## Requirements
The entries need to be copied exactly.
——
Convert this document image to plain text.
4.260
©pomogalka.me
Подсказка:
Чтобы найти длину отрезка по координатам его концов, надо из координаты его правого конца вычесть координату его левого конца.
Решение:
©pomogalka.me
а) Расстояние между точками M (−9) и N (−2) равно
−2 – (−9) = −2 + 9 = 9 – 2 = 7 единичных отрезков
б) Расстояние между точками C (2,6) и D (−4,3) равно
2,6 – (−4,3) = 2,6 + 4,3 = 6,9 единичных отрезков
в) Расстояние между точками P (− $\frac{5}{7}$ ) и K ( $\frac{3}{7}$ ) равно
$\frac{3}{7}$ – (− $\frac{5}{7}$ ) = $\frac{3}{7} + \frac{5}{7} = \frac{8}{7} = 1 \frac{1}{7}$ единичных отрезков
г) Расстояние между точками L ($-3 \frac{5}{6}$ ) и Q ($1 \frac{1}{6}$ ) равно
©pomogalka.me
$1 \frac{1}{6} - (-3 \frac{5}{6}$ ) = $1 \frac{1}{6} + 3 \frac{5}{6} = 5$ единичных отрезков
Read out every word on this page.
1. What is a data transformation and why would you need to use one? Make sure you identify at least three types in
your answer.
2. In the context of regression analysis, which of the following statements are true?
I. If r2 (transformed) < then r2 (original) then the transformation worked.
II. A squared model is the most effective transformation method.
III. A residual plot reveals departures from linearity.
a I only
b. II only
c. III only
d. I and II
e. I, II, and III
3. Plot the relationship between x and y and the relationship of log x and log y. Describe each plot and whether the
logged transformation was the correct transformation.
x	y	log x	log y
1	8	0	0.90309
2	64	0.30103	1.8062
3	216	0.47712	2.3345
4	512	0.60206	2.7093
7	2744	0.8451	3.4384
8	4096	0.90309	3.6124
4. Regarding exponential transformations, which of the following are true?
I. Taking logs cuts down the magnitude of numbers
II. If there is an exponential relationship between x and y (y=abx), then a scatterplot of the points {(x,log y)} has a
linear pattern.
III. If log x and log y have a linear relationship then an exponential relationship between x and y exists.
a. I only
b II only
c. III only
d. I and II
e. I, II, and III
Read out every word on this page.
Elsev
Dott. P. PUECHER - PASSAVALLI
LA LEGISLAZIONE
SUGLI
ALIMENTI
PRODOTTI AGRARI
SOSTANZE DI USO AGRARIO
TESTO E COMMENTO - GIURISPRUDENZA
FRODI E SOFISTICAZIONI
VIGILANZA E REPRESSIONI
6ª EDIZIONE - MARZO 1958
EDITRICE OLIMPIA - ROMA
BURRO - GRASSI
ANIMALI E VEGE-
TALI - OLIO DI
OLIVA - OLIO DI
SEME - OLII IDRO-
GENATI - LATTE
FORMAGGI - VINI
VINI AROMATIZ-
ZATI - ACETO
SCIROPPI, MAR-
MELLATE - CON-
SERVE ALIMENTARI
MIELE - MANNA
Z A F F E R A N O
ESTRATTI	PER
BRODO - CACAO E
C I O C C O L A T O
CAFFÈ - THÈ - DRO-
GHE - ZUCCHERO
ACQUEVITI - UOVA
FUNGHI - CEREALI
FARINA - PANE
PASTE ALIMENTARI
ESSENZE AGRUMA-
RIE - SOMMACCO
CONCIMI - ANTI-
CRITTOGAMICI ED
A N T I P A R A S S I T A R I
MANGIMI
——
## Answer for the task
Convert this document image to plain text.
4.260
©pomogalka.me
Подсказка:
Чтобы найти длину отрезка по координатам его концов, надо из координаты его правого конца вычесть координату его левого конца.
Решение:
©pomogalka.me
а) Расстояние между точками M (−9) и N (−2) равно
−2 – (−9) = −2 + 9 = 9 – 2 = 7 единичных отрезков
б) Расстояние между точками C (2,6) и D (−4,3) равно
2,6 – (−4,3) = 2,6 + 4,3 = 6,9 единичных отрезков
в) Расстояние между точками P (− $\frac{5}{7}$ ) и K ( $\frac{3}{7}$ ) равно
$\frac{3}{7}$ – (− $\frac{5}{7}$ ) = $\frac{3}{7} + \frac{5}{7} = \frac{8}{7} = 1 \frac{1}{7}$ единичных отрезков
г) Расстояние между точками L ($-3 \frac{5}{6}$ ) и Q ($1 \frac{1}{6}$ ) равно
©pomogalka.me
$1 \frac{1}{6} - (-3 \frac{5}{6}$ ) = $1 \frac{1}{6} + 3 \frac{5}{6} = 5$ единичных отрезков
Read out every word on this page.
1. What is a data transformation and why would you need to use one? Make sure you identify at least three types in
your answer.
2. In the context of regression analysis, which of the following statements are true?
I. If r2 (transformed) < then r2 (original) then the transformation worked.
II. A squared model is the most effective transformation method.
III. A residual plot reveals departures from linearity.
a I only
b. II only
c. III only
d. I and II
e. I, II, and III
3. Plot the relationship between x and y and the relationship of log x and log y. Describe each plot and whether the
logged transformation was the correct transformation.
x	y	log x	log y
1	8	0	0.90309
2	64	0.30103	1.8062
3	216	0.47712	2.3345
4	512	0.60206	2.7093
7	2744	0.8451	3.4384
8	4096	0.90309	3.6124
4. Regarding exponential transformations, which of the following are true?
I. Taking logs cuts down the magnitude of numbers
II. If there is an exponential relationship between x and y (y=abx), then a scatterplot of the points {(x,log y)} has a
linear pattern.
III. If log x and log y have a linear relationship then an exponential relationship between x and y exists.
a. I only
b II only
c. III only
d. I and II
e. I, II, and III
Read out every word on this page.
Elsev
Dott. P. PUECHER - PASSAVALLI
LA LEGISLAZIONE
SUGLI
ALIMENTI
PRODOTTI AGRARI
SOSTANZE DI USO AGRARIO
TESTO E COMMENTO - GIURISPRUDENZA
FRODI E SOFISTICAZIONI
VIGILANZA E REPRESSIONI
6ª EDIZIONE - MARZO 1958
EDITRICE OLIMPIA - ROMA
BURRO - GRASSI
ANIMALI E VEGE-
TALI - OLIO DI
OLIVA - OLIO DI
SEME - OLII IDRO-
GENATI - LATTE
FORMAGGI - VINI
VINI AROMATIZ-
ZATI - ACETO
SCIROPPI, MAR-
MELLATE - CON-
SERVE ALIMENTARI
MIELE - MANNA
Z A F F E R A N O
ESTRATTI	PER
BRODO - CACAO E
C I O C C O L A T O
CAFFÈ - THÈ - DRO-
GHE - ZUCCHERO
ACQUEVITI - UOVA
FUNGHI - CEREALI
FARINA - PANE
PASTE ALIMENTARI
ESSENZE AGRUMA-
RIE - SOMMACCO
CONCIMI - ANTI-
CRITTOGAMICI ED
A N T I P A R A S S I T A R I
MANGIMI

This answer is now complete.